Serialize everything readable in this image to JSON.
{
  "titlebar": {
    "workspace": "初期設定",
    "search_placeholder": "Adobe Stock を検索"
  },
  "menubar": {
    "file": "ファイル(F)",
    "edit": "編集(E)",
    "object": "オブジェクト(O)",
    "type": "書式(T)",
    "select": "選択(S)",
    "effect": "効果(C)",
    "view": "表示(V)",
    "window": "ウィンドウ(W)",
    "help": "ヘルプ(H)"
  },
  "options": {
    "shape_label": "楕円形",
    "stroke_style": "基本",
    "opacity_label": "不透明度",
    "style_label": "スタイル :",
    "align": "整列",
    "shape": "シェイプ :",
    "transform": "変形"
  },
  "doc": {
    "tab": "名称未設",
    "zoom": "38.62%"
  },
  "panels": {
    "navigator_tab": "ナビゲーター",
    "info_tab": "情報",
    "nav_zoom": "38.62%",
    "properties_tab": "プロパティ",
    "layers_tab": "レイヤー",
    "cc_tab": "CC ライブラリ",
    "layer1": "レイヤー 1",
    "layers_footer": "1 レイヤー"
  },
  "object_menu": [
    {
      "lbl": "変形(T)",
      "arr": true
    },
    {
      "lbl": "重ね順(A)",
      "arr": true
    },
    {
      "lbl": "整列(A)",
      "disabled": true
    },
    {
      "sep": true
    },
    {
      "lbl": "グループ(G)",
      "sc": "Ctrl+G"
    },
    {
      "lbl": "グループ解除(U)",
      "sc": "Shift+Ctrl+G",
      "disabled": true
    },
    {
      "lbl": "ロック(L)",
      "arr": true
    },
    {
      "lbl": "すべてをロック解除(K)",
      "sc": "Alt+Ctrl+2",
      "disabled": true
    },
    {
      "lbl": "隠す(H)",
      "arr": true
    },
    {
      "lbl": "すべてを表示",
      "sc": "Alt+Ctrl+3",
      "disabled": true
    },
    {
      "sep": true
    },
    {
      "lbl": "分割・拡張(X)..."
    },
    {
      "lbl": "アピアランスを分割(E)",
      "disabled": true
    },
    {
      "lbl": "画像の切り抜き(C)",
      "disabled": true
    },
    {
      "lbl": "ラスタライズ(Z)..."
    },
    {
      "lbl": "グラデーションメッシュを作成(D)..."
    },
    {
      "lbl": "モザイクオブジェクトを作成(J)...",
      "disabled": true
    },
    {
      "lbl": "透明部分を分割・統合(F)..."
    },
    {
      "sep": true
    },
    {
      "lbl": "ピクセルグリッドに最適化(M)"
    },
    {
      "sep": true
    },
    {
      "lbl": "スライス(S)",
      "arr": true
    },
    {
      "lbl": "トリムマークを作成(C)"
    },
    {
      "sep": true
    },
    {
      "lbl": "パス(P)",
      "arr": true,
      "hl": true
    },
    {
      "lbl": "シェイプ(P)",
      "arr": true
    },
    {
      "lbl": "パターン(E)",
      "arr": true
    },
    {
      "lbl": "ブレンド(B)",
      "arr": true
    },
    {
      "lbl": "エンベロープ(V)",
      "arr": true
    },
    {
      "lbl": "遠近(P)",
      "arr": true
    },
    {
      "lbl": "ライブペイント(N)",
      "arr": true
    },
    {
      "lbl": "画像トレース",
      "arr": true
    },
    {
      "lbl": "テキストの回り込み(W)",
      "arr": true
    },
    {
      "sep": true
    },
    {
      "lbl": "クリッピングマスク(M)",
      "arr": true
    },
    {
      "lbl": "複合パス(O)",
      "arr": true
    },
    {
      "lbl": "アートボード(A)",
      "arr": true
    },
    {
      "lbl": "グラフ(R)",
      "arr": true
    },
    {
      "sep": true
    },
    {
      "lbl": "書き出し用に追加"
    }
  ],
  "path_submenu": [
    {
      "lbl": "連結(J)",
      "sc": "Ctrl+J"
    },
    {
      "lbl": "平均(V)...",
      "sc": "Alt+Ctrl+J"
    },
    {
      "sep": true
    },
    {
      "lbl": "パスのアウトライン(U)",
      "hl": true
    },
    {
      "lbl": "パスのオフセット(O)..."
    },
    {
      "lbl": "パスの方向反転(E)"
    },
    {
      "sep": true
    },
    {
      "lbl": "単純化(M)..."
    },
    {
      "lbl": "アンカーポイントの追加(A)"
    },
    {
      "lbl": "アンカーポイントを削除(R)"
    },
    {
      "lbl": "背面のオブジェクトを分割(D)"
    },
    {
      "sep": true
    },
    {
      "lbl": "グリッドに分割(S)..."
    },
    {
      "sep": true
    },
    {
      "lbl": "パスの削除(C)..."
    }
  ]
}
==============================
## SHORT EXERCISE
Reproduce every line of the material above exactly.

## FINAL ANSWER
Serialize everything readable in this image to JSON.
{
  "titlebar": {
    "workspace": "初期設定",
    "search_placeholder": "Adobe Stock を検索"
  },
  "menubar": {
    "file": "ファイル(F)",
    "edit": "編集(E)",
    "object": "オブジェクト(O)",
    "type": "書式(T)",
    "select": "選択(S)",
    "effect": "効果(C)",
    "view": "表示(V)",
    "window": "ウィンドウ(W)",
    "help": "ヘルプ(H)"
  },
  "options": {
    "shape_label": "楕円形",
    "stroke_style": "基本",
    "opacity_label": "不透明度",
    "style_label": "スタイル :",
    "align": "整列",
    "shape": "シェイプ :",
    "transform": "変形"
  },
  "doc": {
    "tab": "名称未設",
    "zoom": "38.62%"
  },
  "panels": {
    "navigator_tab": "ナビゲーター",
    "info_tab": "情報",
    "nav_zoom": "38.62%",
    "properties_tab": "プロパティ",
    "layers_tab": "レイヤー",
    "cc_tab": "CC ライブラリ",
    "layer1": "レイヤー 1",
    "layers_footer": "1 レイヤー"
  },
  "object_menu": [
    {
      "lbl": "変形(T)",
      "arr": true
    },
    {
      "lbl": "重ね順(A)",
      "arr": true
    },
    {
      "lbl": "整列(A)",
      "disabled": true
    },
    {
      "sep": true
    },
    {
      "lbl": "グループ(G)",
      "sc": "Ctrl+G"
    },
    {
      "lbl": "グループ解除(U)",
      "sc": "Shift+Ctrl+G",
      "disabled": true
    },
    {
      "lbl": "ロック(L)",
      "arr": true
    },
    {
      "lbl": "すべてをロック解除(K)",
      "sc": "Alt+Ctrl+2",
      "disabled": true
    },
    {
      "lbl": "隠す(H)",
      "arr": true
    },
    {
      "lbl": "すべてを表示",
      "sc": "Alt+Ctrl+3",
      "disabled": true
    },
    {
      "sep": true
    },
    {
      "lbl": "分割・拡張(X)..."
    },
    {
      "lbl": "アピアランスを分割(E)",
      "disabled": true
    },
    {
      "lbl": "画像の切り抜き(C)",
      "disabled": true
    },
    {
      "lbl": "ラスタライズ(Z)..."
    },
    {
      "lbl": "グラデーションメッシュを作成(D)..."
    },
    {
      "lbl": "モザイクオブジェクトを作成(J)...",
      "disabled": true
    },
    {
      "lbl": "透明部分を分割・統合(F)..."
    },
    {
      "sep": true
    },
    {
      "lbl": "ピクセルグリッドに最適化(M)"
    },
    {
      "sep": true
    },
    {
      "lbl": "スライス(S)",
      "arr": true
    },
    {
      "lbl": "トリムマークを作成(C)"
    },
    {
      "sep": true
    },
    {
      "lbl": "パス(P)",
      "arr": true,
      "hl": true
    },
    {
      "lbl": "シェイプ(P)",
      "arr": true
    },
    {
      "lbl": "パターン(E)",
      "arr": true
    },
    {
      "lbl": "ブレンド(B)",
      "arr": true
    },
    {
      "lbl": "エンベロープ(V)",
      "arr": true
    },
    {
      "lbl": "遠近(P)",
      "arr": true
    },
    {
      "lbl": "ライブペイント(N)",
      "arr": true
    },
    {
      "lbl": "画像トレース",
      "arr": true
    },
    {
      "lbl": "テキストの回り込み(W)",
      "arr": true
    },
    {
      "sep": true
    },
    {
      "lbl": "クリッピングマスク(M)",
      "arr": true
    },
    {
      "lbl": "複合パス(O)",
      "arr": true
    },
    {
      "lbl": "アートボード(A)",
      "arr": true
    },
    {
      "lbl": "グラフ(R)",
      "arr": true
    },
    {
      "sep": true
    },
    {
      "lbl": "書き出し用に追加"
    }
  ],
  "path_submenu": [
    {
      "lbl": "連結(J)",
      "sc": "Ctrl+J"
    },
    {
      "lbl": "平均(V)...",
      "sc": "Alt+Ctrl+J"
    },
    {
      "sep": true
    },
    {
      "lbl": "パスのアウトライン(U)",
      "hl": true
    },
    {
      "lbl": "パスのオフセット(O)..."
    },
    {
      "lbl": "パスの方向反転(E)"
    },
    {
      "sep": true
    },
    {
      "lbl": "単純化(M)..."
    },
    {
      "lbl": "アンカーポイントの追加(A)"
    },
    {
      "lbl": "アンカーポイントを削除(R)"
    },
    {
      "lbl": "背面のオブジェクトを分割(D)"
    },
    {
      "sep": true
    },
    {
      "lbl": "グリッドに分割(S)..."
    },
    {
      "sep": true
    },
    {
      "lbl": "パスの削除(C)..."
    }
  ]
}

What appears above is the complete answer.